WHAT YOU ARE ASKED TO DO – Filter the records below down to lines containing "городской".

EXCERPTED DATA –
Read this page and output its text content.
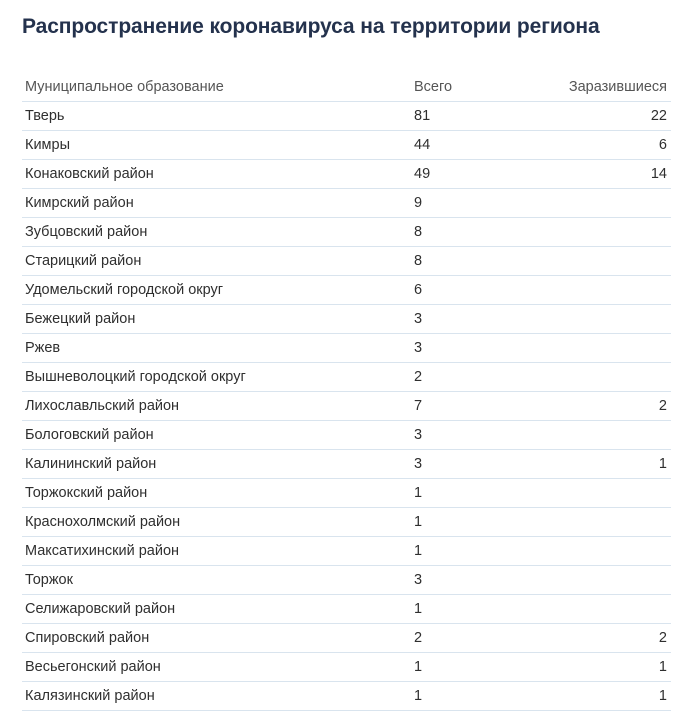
Распространение коронавируса на территории региона
Муниципальное образование	Всего	Заразившиеся
Тверь	81	22
Кимры	44	6
Конаковский район	49	14
Кимрский район	9	
Зубцовский район	8	
Старицкий район	8	
Удомельский городской округ	6	
Бежецкий район	3	
Ржев	3	
Вышневолоцкий городской округ	2	
Лихославльский район	7	2
Бологовский район	3	
Калининский район	3	1
Торжокский район	1	
Краснохолмский район	1	
Максатихинский район	1	
Торжок	3	
Селижаровский район	1	
Спировский район	2	2
Весьегонский район	1	1
Калязинский район	1	1
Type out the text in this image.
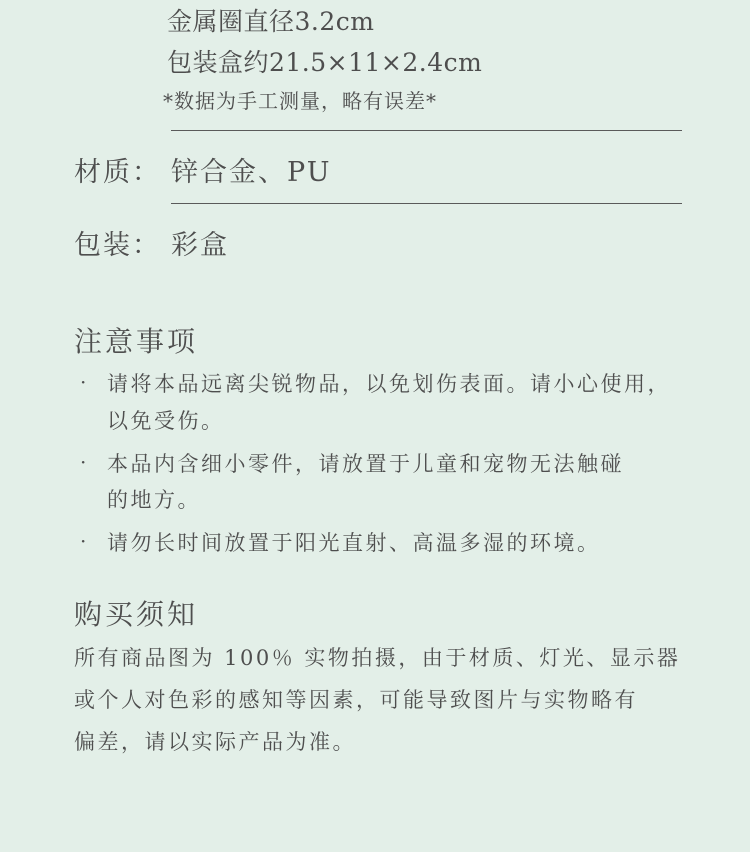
金属圈直径3.2cm
包装盒约21.5×11×2.4cm
*数据为手工测量，略有误差*
材质： 锌合金、PU
包装： 彩盒
注意事项
· 请将本品远离尖锐物品，以免划伤表面。请小心使用，
以免受伤。
· 本品内含细小零件，请放置于儿童和宠物无法触碰
的地方。
· 请勿长时间放置于阳光直射、高温多湿的环境。
购买须知
所有商品图为 100％ 实物拍摄，由于材质、灯光、显示器
或个人对色彩的感知等因素，可能导致图片与实物略有
偏差，请以实际产品为准。
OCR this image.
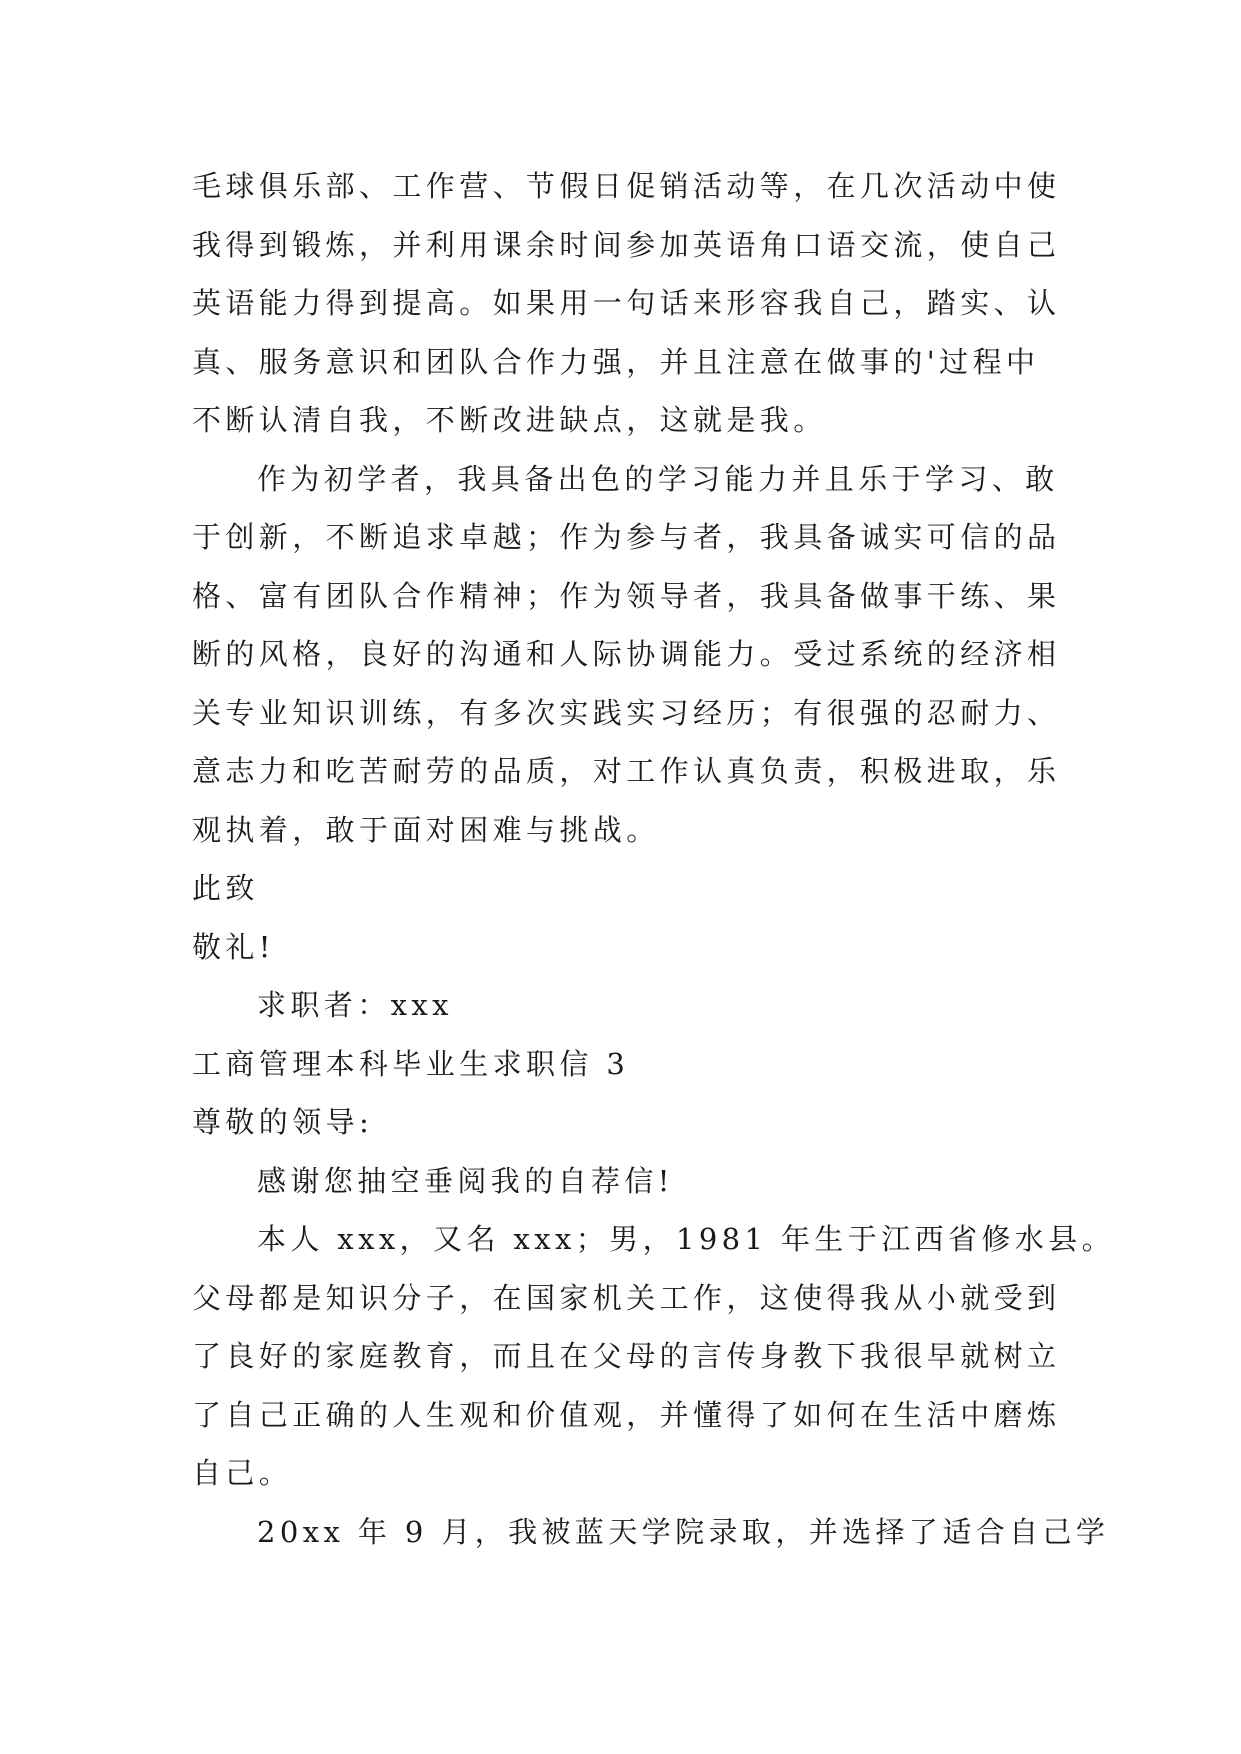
毛球俱乐部、工作营、节假日促销活动等，在几次活动中使

我得到锻炼，并利用课余时间参加英语角口语交流，使自己

英语能力得到提高。如果用一句话来形容我自己，踏实、认

真、服务意识和团队合作力强，并且注意在做事的'过程中

不断认清自我，不断改进缺点，这就是我。

作为初学者，我具备出色的学习能力并且乐于学习、敢

于创新，不断追求卓越；作为参与者，我具备诚实可信的品

格、富有团队合作精神；作为领导者，我具备做事干练、果

断的风格，良好的沟通和人际协调能力。受过系统的经济相

关专业知识训练，有多次实践实习经历；有很强的忍耐力、

意志力和吃苦耐劳的品质，对工作认真负责，积极进取，乐

观执着，敢于面对困难与挑战。

此致

敬礼!

求职者：xxx

工商管理本科毕业生求职信 3

尊敬的领导:

感谢您抽空垂阅我的自荐信!

本人 xxx，又名 xxx；男，1981 年生于江西省修水县。

父母都是知识分子，在国家机关工作，这使得我从小就受到

了良好的家庭教育，而且在父母的言传身教下我很早就树立

了自己正确的人生观和价值观，并懂得了如何在生活中磨炼

自己。

20xx 年 9 月，我被蓝天学院录取，并选择了适合自己学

ANSWER FOR THIS EXERCISE –
Удомельский городской округ	6	
Вышневолоцкий городской округ	2	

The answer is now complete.